● **Aim of the task**: Every entry below should be printed exactly, without its images.

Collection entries
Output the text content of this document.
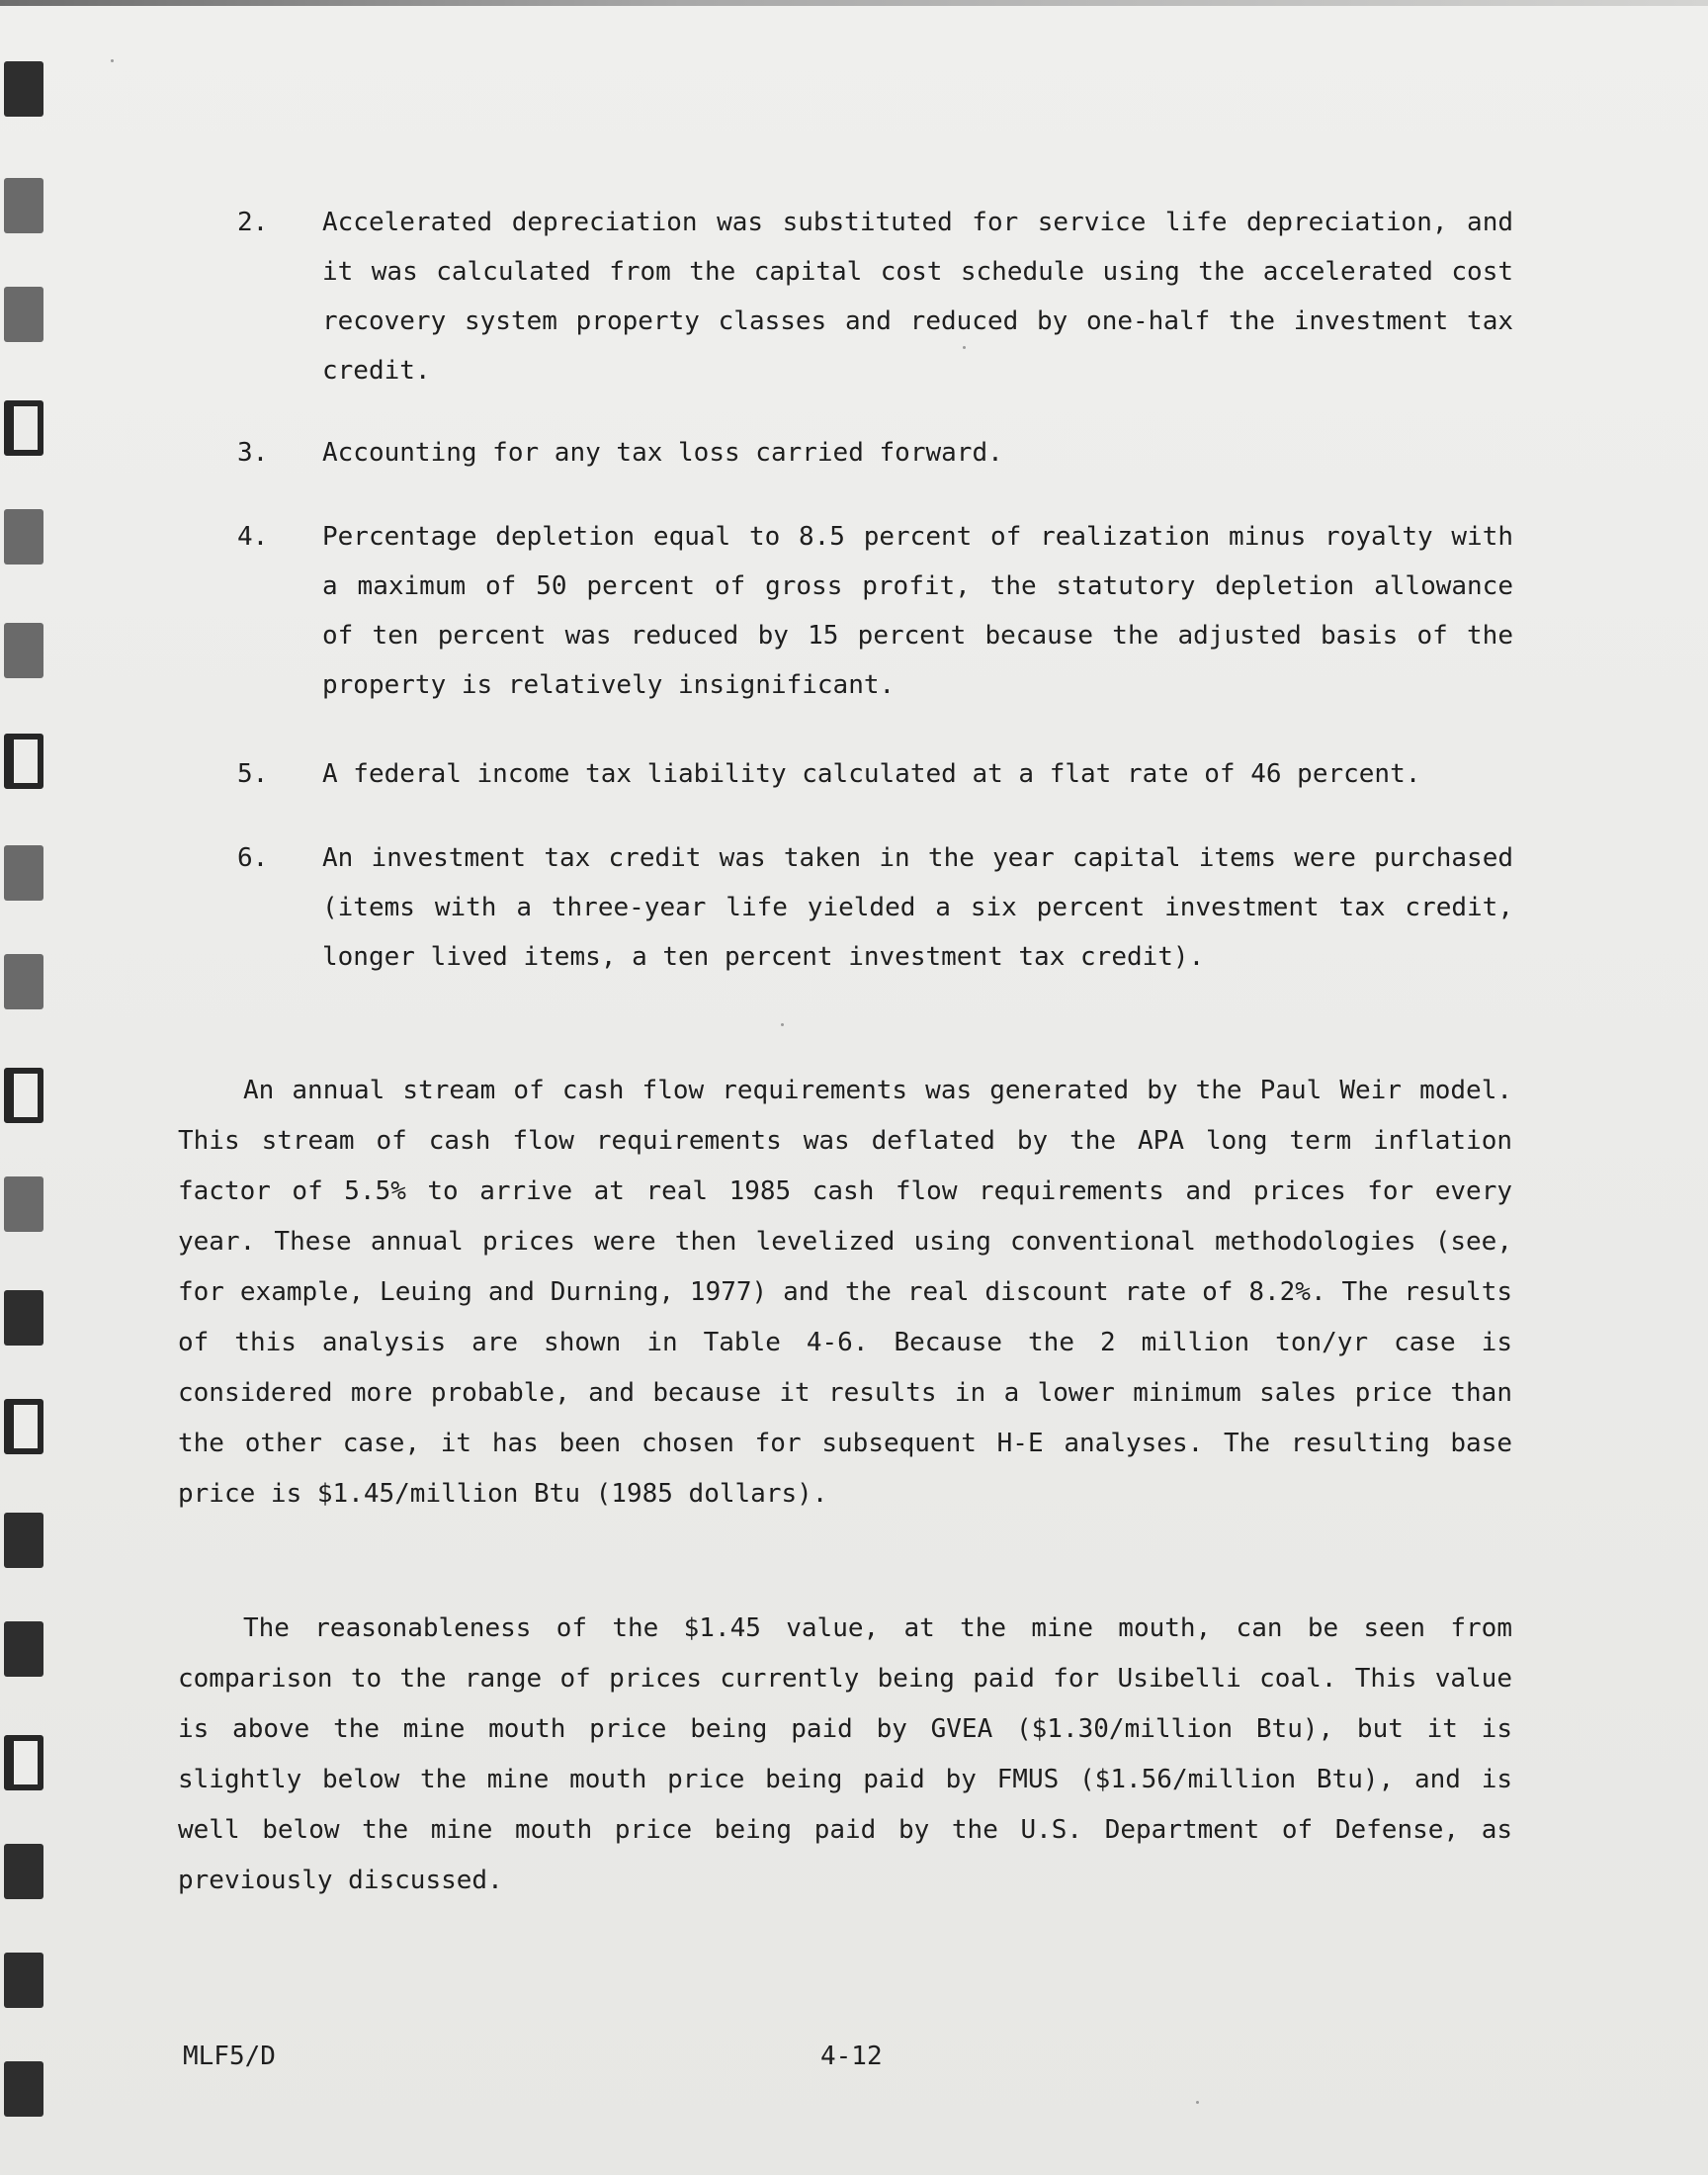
2. Accelerated depreciation was substituted for service life depreciation, and it was calculated from the capital cost schedule using the accelerated cost recovery system property classes and reduced by one-half the investment tax credit.
3. Accounting for any tax loss carried forward.
4. Percentage depletion equal to 8.5 percent of realization minus royalty with a maximum of 50 percent of gross profit, the statutory depletion allowance of ten percent was reduced by 15 percent because the adjusted basis of the property is relatively insignificant.
5. A federal income tax liability calculated at a flat rate of 46 percent.
6. An investment tax credit was taken in the year capital items were purchased (items with a three-year life yielded a six percent investment tax credit, longer lived items, a ten percent investment tax credit).

An annual stream of cash flow requirements was generated by the Paul Weir model. This stream of cash flow requirements was deflated by the APA long term inflation factor of 5.5% to arrive at real 1985 cash flow requirements and prices for every year. These annual prices were then levelized using conventional methodologies (see, for example, Leuing and Durning, 1977) and the real discount rate of 8.2%. The results of this analysis are shown in Table 4-6. Because the 2 million ton/yr case is considered more probable, and because it results in a lower minimum sales price than the other case, it has been chosen for subsequent H-E analyses. The resulting base price is $1.45/million Btu (1985 dollars).

The reasonableness of the $1.45 value, at the mine mouth, can be seen from comparison to the range of prices currently being paid for Usibelli coal. This value is above the mine mouth price being paid by GVEA ($1.30/million Btu), but it is slightly below the mine mouth price being paid by FMUS ($1.56/million Btu), and is well below the mine mouth price being paid by the U.S. Department of Defense, as previously discussed.

MLF5/D	4-12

● **Correct response**:
Output the text content of this document.
2. Accelerated depreciation was substituted for service life depreciation, and it was calculated from the capital cost schedule using the accelerated cost recovery system property classes and reduced by one-half the investment tax credit.
3. Accounting for any tax loss carried forward.
4. Percentage depletion equal to 8.5 percent of realization minus royalty with a maximum of 50 percent of gross profit, the statutory depletion allowance of ten percent was reduced by 15 percent because the adjusted basis of the property is relatively insignificant.
5. A federal income tax liability calculated at a flat rate of 46 percent.
6. An investment tax credit was taken in the year capital items were purchased (items with a three-year life yielded a six percent investment tax credit, longer lived items, a ten percent investment tax credit).

An annual stream of cash flow requirements was generated by the Paul Weir model. This stream of cash flow requirements was deflated by the APA long term inflation factor of 5.5% to arrive at real 1985 cash flow requirements and prices for every year. These annual prices were then levelized using conventional methodologies (see, for example, Leuing and Durning, 1977) and the real discount rate of 8.2%. The results of this analysis are shown in Table 4-6. Because the 2 million ton/yr case is considered more probable, and because it results in a lower minimum sales price than the other case, it has been chosen for subsequent H-E analyses. The resulting base price is $1.45/million Btu (1985 dollars).

The reasonableness of the $1.45 value, at the mine mouth, can be seen from comparison to the range of prices currently being paid for Usibelli coal. This value is above the mine mouth price being paid by GVEA ($1.30/million Btu), but it is slightly below the mine mouth price being paid by FMUS ($1.56/million Btu), and is well below the mine mouth price being paid by the U.S. Department of Defense, as previously discussed.

MLF5/D	4-12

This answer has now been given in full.